[Collected data]
<<<<

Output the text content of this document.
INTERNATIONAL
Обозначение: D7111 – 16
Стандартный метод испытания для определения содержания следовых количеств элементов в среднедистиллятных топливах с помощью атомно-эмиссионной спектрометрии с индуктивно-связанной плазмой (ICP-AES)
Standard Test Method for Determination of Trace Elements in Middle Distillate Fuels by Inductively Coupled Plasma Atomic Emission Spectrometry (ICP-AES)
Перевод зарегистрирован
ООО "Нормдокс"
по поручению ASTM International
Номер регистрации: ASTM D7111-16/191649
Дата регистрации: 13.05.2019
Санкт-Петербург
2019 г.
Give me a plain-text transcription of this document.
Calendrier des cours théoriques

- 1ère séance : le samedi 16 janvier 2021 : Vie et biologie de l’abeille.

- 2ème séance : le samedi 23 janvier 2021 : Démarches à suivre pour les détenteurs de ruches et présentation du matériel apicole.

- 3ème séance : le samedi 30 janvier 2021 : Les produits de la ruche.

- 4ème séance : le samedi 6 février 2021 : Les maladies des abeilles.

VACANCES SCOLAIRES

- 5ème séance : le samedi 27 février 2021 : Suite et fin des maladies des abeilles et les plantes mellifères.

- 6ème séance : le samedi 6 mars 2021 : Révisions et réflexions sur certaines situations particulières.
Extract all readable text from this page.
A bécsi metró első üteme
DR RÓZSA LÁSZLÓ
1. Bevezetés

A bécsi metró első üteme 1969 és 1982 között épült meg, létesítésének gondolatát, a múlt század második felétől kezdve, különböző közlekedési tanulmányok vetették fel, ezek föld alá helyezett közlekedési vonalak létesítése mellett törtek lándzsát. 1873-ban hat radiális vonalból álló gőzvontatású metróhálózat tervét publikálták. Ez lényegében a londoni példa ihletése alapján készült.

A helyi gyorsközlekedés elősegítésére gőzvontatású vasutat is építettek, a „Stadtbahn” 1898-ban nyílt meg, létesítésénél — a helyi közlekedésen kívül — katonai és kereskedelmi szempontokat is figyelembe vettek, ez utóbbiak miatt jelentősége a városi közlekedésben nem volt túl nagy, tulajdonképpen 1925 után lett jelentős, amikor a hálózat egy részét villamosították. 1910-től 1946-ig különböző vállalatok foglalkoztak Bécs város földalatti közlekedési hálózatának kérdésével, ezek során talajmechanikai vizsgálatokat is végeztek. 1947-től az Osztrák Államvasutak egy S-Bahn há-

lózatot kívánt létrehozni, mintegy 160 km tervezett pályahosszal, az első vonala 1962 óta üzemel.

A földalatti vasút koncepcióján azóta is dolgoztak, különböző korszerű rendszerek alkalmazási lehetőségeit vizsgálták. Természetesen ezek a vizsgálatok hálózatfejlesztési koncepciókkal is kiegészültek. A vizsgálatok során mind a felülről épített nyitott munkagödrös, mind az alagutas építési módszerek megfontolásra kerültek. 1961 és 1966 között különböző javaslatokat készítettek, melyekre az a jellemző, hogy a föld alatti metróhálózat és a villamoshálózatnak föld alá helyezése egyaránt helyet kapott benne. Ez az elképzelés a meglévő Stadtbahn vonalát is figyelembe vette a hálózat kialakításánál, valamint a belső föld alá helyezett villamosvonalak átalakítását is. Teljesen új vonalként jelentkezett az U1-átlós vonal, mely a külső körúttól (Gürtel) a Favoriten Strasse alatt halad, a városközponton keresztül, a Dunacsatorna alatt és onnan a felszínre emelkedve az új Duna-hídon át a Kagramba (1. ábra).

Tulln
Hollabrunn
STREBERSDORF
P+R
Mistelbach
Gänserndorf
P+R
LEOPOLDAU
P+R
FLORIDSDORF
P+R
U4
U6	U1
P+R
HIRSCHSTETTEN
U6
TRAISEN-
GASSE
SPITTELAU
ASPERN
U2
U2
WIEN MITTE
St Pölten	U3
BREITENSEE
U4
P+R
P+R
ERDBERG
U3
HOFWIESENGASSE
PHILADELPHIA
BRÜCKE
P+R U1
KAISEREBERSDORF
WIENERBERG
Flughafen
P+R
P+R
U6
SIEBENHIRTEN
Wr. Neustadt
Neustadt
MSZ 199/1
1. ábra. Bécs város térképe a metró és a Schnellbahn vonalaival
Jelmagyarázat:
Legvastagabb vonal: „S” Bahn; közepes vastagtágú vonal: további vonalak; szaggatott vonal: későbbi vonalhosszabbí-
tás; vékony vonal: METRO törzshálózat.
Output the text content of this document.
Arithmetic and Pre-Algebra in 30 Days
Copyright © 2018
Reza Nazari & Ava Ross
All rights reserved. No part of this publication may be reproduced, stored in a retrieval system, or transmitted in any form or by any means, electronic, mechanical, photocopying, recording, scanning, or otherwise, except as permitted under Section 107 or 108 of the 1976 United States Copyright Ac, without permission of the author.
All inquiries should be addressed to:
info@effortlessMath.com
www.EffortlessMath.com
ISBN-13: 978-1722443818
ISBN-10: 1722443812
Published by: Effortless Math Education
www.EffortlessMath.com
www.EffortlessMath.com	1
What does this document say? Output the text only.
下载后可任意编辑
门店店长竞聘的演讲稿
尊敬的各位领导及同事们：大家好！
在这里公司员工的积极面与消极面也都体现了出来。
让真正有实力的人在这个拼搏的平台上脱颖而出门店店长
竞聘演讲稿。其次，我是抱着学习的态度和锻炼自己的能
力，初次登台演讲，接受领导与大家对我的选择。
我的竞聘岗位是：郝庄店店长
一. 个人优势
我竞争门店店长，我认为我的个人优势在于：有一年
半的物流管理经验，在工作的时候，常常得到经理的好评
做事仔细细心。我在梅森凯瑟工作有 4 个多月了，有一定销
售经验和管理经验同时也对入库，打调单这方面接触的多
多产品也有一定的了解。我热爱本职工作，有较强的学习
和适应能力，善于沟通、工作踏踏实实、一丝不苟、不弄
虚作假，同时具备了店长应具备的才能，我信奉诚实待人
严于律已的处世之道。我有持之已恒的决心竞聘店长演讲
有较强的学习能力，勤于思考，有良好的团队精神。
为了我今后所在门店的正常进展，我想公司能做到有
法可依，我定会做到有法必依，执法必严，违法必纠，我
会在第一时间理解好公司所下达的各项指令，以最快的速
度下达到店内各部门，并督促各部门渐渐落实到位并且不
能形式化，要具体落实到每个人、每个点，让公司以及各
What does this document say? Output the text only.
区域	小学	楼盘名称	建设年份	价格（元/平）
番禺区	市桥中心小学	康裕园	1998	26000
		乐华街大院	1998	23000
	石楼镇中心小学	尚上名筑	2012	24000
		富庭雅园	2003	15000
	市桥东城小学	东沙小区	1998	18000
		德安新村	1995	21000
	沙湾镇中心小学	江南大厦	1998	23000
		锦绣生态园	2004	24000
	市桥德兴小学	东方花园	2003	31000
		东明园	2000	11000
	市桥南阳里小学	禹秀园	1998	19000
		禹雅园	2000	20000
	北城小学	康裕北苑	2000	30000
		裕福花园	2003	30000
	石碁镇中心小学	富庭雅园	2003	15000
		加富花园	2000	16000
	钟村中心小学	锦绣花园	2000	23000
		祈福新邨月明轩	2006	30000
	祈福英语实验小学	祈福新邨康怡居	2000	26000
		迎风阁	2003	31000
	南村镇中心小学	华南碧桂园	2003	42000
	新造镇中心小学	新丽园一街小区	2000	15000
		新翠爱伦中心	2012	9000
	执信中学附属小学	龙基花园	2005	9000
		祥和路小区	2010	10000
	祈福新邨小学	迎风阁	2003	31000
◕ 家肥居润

>>>>

[Task directions] Copy each line of the data above that holds "регистрации".

[Task solution]
Номер регистрации: ASTM D7111-16/191649
Дата регистрации: 13.05.2019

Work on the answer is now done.